● **Brief**
Scan the data below for the string "color". Show every line where it turns up.

___ Data rows

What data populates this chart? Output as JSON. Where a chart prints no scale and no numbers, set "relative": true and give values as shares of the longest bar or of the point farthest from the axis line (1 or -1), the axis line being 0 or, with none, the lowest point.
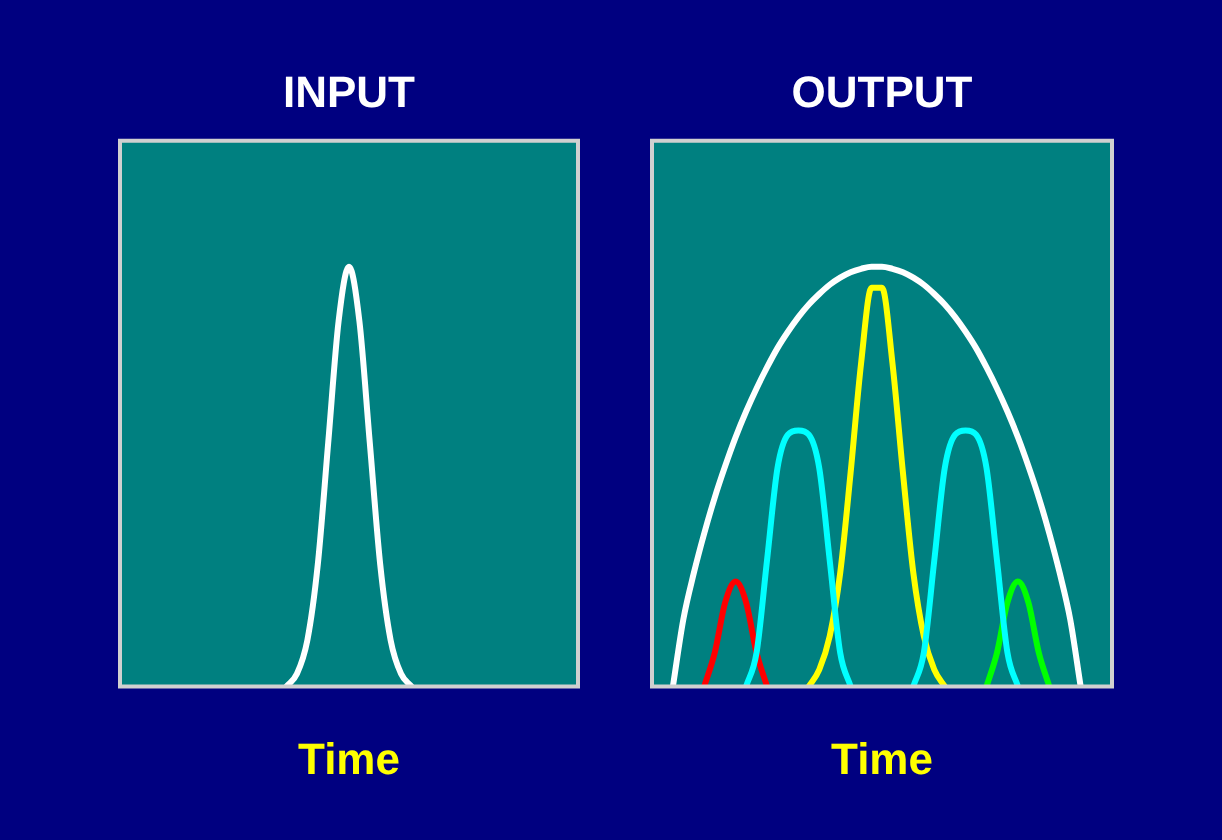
{
  "chart_data": [
    {
      "type": "line",
      "title": "INPUT",
      "xlabel": "Time",
      "relative": true,
      "legend": false,
      "marker": "none",
      "categories": [
        null,
        null,
        null,
        null,
        null,
        null,
        null,
        null,
        null,
        null,
        null,
        null,
        null,
        null,
        null,
        null,
        null,
        null,
        null,
        null,
        null,
        null,
        null,
        null,
        null,
        null,
        null,
        null,
        null,
        null,
        null,
        null,
        null,
        null,
        null,
        null,
        null,
        null,
        null,
        null,
        null,
        null,
        null,
        null,
        null
      ],
      "series": [
        {
          "color": "#ffffff",
          "values": [
            null,
            null,
            null,
            null,
            null,
            null,
            null,
            null,
            null,
            null,
            null,
            null,
            null,
            null,
            null,
            null,
            0,
            0.03,
            0.11,
            0.29,
            0.58,
            0.87,
            1,
            0.87,
            0.58,
            0.29,
            0.11,
            0.03,
            0,
            null,
            null,
            null,
            null,
            null,
            null,
            null,
            null,
            null,
            null,
            null,
            null,
            null,
            null,
            null,
            null
          ]
        }
      ]
    },
    {
      "type": "line",
      "title": "OUTPUT",
      "xlabel": "Time",
      "relative": true,
      "legend": false,
      "marker": "none",
      "categories": [
        null,
        null,
        null,
        null,
        null,
        null,
        null,
        null,
        null,
        null,
        null,
        null,
        null,
        null,
        null,
        null,
        null,
        null,
        null,
        null,
        null,
        null,
        null,
        null,
        null,
        null,
        null,
        null,
        null,
        null,
        null,
        null,
        null,
        null,
        null,
        null,
        null,
        null,
        null,
        null,
        null,
        null,
        null,
        null,
        null
      ],
      "series": [
        {
          "color": "#ffffff",
          "values": [
            null,
            null,
            0,
            0.16,
            0.27,
            0.365,
            0.45,
            0.525,
            0.594,
            0.655,
            0.71,
            0.76,
            0.806,
            0.845,
            0.88,
            0.91,
            0.935,
            0.957,
            0.974,
            0.987,
            0.995,
            1,
            1,
            0.995,
            0.987,
            0.974,
            0.957,
            0.935,
            0.91,
            0.88,
            0.845,
            0.806,
            0.76,
            0.71,
            0.655,
            0.594,
            0.525,
            0.45,
            0.365,
            0.27,
            0.16,
            0,
            null,
            null,
            null
          ]
        },
        {
          "color": "#00ffff",
          "values": [
            null,
            null,
            null,
            null,
            null,
            null,
            null,
            null,
            null,
            0,
            0.08,
            0.3,
            0.52,
            0.6,
            0.61,
            0.6,
            0.52,
            0.3,
            0.08,
            0,
            null,
            null,
            null,
            null,
            null,
            null,
            null,
            null,
            null,
            null,
            null,
            null,
            null,
            null,
            null,
            null,
            null,
            null,
            null,
            null,
            null,
            null,
            null,
            null,
            null
          ]
        },
        {
          "color": "#00ffff",
          "values": [
            null,
            null,
            null,
            null,
            null,
            null,
            null,
            null,
            null,
            null,
            null,
            null,
            null,
            null,
            null,
            null,
            null,
            null,
            null,
            null,
            null,
            null,
            null,
            null,
            null,
            0,
            0.08,
            0.3,
            0.52,
            0.6,
            0.61,
            0.6,
            0.52,
            0.3,
            0.08,
            0,
            null,
            null,
            null,
            null,
            null,
            null,
            null,
            null,
            null
          ]
        },
        {
          "color": "#ff0000",
          "values": [
            null,
            null,
            null,
            null,
            null,
            0,
            0.08,
            0.2,
            0.25,
            0.2,
            0.08,
            0,
            null,
            null,
            null,
            null,
            null,
            null,
            null,
            null,
            null,
            null,
            null,
            null,
            null,
            null,
            null,
            null,
            null,
            null,
            null,
            null,
            null,
            null,
            null,
            null,
            null,
            null,
            null,
            null,
            null,
            null,
            null,
            null,
            null
          ]
        },
        {
          "color": "#00ff00",
          "values": [
            null,
            null,
            null,
            null,
            null,
            null,
            null,
            null,
            null,
            null,
            null,
            null,
            null,
            null,
            null,
            null,
            null,
            null,
            null,
            null,
            null,
            null,
            null,
            null,
            null,
            null,
            null,
            null,
            null,
            null,
            null,
            null,
            0,
            0.08,
            0.2,
            0.25,
            0.2,
            0.08,
            0,
            null,
            null,
            null,
            null,
            null,
            null
          ]
        },
        {
          "color": "#ffff00",
          "values": [
            null,
            null,
            null,
            null,
            null,
            null,
            null,
            null,
            null,
            null,
            null,
            null,
            null,
            null,
            null,
            0,
            0.04,
            0.12,
            0.27,
            0.51,
            0.77,
            0.95,
            0.95,
            0.77,
            0.51,
            0.27,
            0.12,
            0.04,
            0,
            null,
            null,
            null,
            null,
            null,
            null,
            null,
            null,
            null,
            null,
            null,
            null,
            null,
            null,
            null,
            null
          ]
        }
      ]
    }
  ]
}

______

● **Result for this task**
          "color": "#ffffff",
          "color": "#ffffff",
          "color": "#00ffff",
          "color": "#00ffff",
          "color": "#ff0000",
          "color": "#00ff00",
          "color": "#ffff00",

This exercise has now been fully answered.